**DESCRIPTION OF THE TASK**: Exclude the pictures and reproduce the remaining data exactly as written.

___ SUPPLIED DATA

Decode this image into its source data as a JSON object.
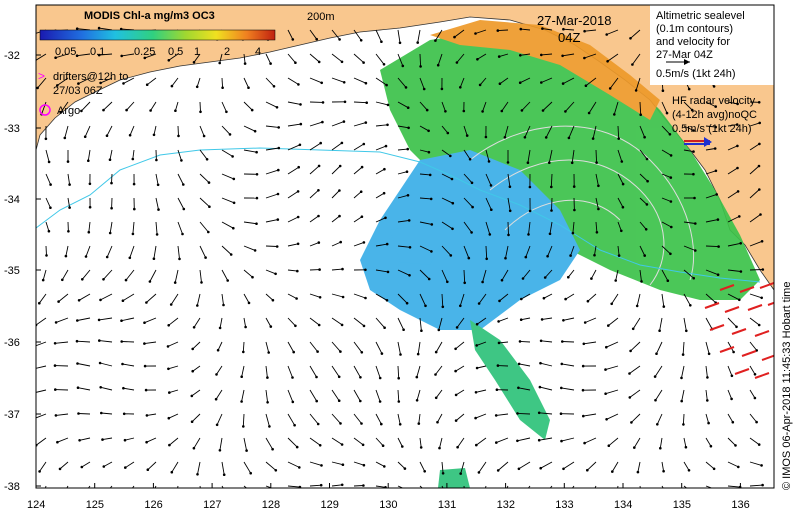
{
  "colorbar": {
    "title": "MODIS Chl-a mg/m3 OC3",
    "ticks": [
      "0.05",
      "0.1",
      "0.25",
      "0.5",
      "1",
      "2",
      "4"
    ]
  },
  "isobath_label": "200m",
  "date": "27-Mar-2018",
  "time": "04Z",
  "altimetry_legend": {
    "lines": [
      "Altimetric sealevel",
      "(0.1m contours)",
      "and velocity for",
      "27-Mar 04Z",
      "0.5m/s (1kt 24h)"
    ]
  },
  "hf_radar_legend": {
    "lines": [
      "HF radar velocity",
      "(4-12h avg)noQC",
      "0.5m/s (1kt 24h)"
    ]
  },
  "drifters_legend": {
    "symbol": ">",
    "lines": [
      "drifters@12h to",
      "27/03 06Z"
    ]
  },
  "argo_legend": {
    "label": "Argo"
  },
  "credit": "© IMOS 06-Apr-2018 11:45:33 Hobart time",
  "axes": {
    "lat_labels": [
      "-32",
      "-33",
      "-34",
      "-35",
      "-36",
      "-37",
      "-38"
    ],
    "lon_labels": [
      "124",
      "125",
      "126",
      "127",
      "128",
      "129",
      "130",
      "131",
      "132",
      "133",
      "134",
      "135",
      "136"
    ]
  },
  "colors": {
    "land": "#f9c78e",
    "ocean": "#ffffff",
    "chl_low": "#3fa9f5",
    "chl_mid": "#2ec27a",
    "chl_high": "#f0a030",
    "hf_radar_arrow": "#e02020",
    "drifter": "#ff00ff",
    "argo": "#ff00ff"
  }
}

______

**SOLUTION FOR THIS EXERCISE**:
Decode this image into its source data as a JSON object.
{
  "colorbar": {
    "title": "MODIS Chl-a mg/m3 OC3",
    "ticks": [
      "0.05",
      "0.1",
      "0.25",
      "0.5",
      "1",
      "2",
      "4"
    ]
  },
  "isobath_label": "200m",
  "date": "27-Mar-2018",
  "time": "04Z",
  "altimetry_legend": {
    "lines": [
      "Altimetric sealevel",
      "(0.1m contours)",
      "and velocity for",
      "27-Mar 04Z",
      "0.5m/s (1kt 24h)"
    ]
  },
  "hf_radar_legend": {
    "lines": [
      "HF radar velocity",
      "(4-12h avg)noQC",
      "0.5m/s (1kt 24h)"
    ]
  },
  "drifters_legend": {
    "symbol": ">",
    "lines": [
      "drifters@12h to",
      "27/03 06Z"
    ]
  },
  "argo_legend": {
    "label": "Argo"
  },
  "credit": "© IMOS 06-Apr-2018 11:45:33 Hobart time",
  "axes": {
    "lat_labels": [
      "-32",
      "-33",
      "-34",
      "-35",
      "-36",
      "-37",
      "-38"
    ],
    "lon_labels": [
      "124",
      "125",
      "126",
      "127",
      "128",
      "129",
      "130",
      "131",
      "132",
      "133",
      "134",
      "135",
      "136"
    ]
  },
  "colors": {
    "land": "#f9c78e",
    "ocean": "#ffffff",
    "chl_low": "#3fa9f5",
    "chl_mid": "#2ec27a",
    "chl_high": "#f0a030",
    "hf_radar_arrow": "#e02020",
    "drifter": "#ff00ff",
    "argo": "#ff00ff"
  }
}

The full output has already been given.